[YOUR INSTRUCTIONS] Filter for the word "Share" and keep each matching line.

Dataset items

++++++++

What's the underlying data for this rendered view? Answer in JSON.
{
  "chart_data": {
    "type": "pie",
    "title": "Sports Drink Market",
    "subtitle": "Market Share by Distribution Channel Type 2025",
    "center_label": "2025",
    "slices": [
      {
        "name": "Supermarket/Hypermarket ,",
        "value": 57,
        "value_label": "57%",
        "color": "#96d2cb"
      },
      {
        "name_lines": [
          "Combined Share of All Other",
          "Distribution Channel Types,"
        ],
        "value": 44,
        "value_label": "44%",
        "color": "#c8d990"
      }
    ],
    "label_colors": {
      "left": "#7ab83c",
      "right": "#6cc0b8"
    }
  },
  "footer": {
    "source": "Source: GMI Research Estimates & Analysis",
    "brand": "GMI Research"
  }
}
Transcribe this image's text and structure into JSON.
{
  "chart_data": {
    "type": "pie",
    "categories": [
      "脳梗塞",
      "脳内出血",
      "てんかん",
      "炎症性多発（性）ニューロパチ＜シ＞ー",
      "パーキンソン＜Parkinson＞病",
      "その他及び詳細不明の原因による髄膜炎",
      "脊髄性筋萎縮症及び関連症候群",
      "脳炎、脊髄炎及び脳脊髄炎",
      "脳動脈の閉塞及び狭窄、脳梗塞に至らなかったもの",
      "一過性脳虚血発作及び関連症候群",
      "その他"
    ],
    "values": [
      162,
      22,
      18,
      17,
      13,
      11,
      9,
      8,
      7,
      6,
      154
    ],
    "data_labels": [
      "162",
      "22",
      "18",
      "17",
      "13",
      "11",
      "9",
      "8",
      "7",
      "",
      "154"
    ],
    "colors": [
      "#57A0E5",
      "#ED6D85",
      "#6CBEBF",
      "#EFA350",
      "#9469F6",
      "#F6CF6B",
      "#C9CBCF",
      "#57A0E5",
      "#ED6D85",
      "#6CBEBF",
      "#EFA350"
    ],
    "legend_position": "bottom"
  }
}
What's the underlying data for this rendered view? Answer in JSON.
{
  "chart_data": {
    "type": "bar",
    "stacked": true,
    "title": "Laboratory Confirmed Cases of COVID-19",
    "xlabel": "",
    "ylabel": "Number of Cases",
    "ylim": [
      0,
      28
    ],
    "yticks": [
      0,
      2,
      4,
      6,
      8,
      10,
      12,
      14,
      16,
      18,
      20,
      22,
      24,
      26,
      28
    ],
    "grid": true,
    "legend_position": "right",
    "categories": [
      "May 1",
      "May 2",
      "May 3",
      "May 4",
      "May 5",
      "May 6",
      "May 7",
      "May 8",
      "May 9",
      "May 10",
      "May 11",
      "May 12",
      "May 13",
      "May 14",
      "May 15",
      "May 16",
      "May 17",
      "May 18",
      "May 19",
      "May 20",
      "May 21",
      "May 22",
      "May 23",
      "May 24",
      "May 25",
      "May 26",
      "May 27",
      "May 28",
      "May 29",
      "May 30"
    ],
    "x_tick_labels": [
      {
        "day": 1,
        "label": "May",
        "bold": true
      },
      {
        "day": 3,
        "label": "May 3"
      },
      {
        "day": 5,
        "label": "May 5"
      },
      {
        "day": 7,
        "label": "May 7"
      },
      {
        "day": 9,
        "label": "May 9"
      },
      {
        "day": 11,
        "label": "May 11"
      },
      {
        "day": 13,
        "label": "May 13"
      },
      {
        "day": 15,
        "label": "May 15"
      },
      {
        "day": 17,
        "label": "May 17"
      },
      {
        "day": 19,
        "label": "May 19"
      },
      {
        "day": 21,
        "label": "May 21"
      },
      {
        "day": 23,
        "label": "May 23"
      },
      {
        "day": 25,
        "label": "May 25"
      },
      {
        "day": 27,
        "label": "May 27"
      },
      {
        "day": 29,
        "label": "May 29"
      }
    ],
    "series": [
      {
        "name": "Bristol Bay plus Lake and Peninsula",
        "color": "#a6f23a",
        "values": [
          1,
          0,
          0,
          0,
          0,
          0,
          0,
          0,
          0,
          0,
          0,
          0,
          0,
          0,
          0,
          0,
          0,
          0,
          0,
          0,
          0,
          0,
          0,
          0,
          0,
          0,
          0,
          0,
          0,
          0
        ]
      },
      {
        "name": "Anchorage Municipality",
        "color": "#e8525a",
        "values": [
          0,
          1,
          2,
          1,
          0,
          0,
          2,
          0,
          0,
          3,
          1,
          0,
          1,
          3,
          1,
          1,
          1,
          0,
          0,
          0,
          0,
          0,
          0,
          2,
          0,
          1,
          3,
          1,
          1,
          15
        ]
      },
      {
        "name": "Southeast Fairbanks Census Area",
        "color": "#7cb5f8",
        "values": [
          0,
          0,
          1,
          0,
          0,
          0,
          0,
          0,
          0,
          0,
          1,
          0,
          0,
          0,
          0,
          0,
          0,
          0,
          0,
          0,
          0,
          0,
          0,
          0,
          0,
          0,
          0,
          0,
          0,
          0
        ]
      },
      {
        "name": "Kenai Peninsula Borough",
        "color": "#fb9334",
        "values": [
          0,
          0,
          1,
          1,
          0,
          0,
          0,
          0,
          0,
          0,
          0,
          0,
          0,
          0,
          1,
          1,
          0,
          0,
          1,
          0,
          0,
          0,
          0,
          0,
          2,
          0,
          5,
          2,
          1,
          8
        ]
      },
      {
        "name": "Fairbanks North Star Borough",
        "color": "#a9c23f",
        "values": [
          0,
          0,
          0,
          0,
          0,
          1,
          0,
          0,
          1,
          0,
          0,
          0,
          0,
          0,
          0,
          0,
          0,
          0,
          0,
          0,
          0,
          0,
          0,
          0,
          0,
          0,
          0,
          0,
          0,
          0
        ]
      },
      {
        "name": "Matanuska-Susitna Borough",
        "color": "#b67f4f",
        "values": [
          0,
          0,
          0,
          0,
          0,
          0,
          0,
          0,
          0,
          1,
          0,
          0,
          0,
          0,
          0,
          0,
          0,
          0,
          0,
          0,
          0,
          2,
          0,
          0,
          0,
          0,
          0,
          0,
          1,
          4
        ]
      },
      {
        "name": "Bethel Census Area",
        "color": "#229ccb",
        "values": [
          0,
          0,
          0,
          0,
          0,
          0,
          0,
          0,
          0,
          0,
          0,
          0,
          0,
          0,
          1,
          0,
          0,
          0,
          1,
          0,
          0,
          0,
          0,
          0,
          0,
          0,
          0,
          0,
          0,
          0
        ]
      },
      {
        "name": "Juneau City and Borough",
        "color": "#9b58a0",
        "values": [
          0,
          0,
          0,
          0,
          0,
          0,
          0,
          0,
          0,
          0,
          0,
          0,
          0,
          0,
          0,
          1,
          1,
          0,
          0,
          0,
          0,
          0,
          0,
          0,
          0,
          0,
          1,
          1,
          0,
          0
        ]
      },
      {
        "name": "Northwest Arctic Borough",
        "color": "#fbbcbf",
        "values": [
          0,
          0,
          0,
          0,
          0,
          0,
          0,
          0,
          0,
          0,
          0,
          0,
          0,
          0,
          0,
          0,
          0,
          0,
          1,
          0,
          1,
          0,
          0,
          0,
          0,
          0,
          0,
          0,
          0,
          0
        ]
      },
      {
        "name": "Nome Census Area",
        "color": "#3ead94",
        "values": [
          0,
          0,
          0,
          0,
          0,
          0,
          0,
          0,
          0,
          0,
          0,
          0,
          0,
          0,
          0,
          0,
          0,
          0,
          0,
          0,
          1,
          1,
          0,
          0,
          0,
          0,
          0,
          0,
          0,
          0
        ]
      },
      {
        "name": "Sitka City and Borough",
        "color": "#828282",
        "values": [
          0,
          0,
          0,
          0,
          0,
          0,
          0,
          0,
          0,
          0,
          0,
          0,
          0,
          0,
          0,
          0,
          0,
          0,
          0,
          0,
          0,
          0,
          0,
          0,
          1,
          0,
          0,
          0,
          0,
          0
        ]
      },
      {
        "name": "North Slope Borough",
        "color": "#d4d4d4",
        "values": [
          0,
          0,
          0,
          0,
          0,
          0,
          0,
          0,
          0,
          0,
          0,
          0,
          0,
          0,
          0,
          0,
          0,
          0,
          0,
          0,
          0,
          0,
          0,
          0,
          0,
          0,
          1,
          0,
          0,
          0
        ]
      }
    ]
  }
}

++++++++

[FULL ANSWER]
    "subtitle": "Market Share by Distribution Channel Type 2025",
          "Combined Share of All Other",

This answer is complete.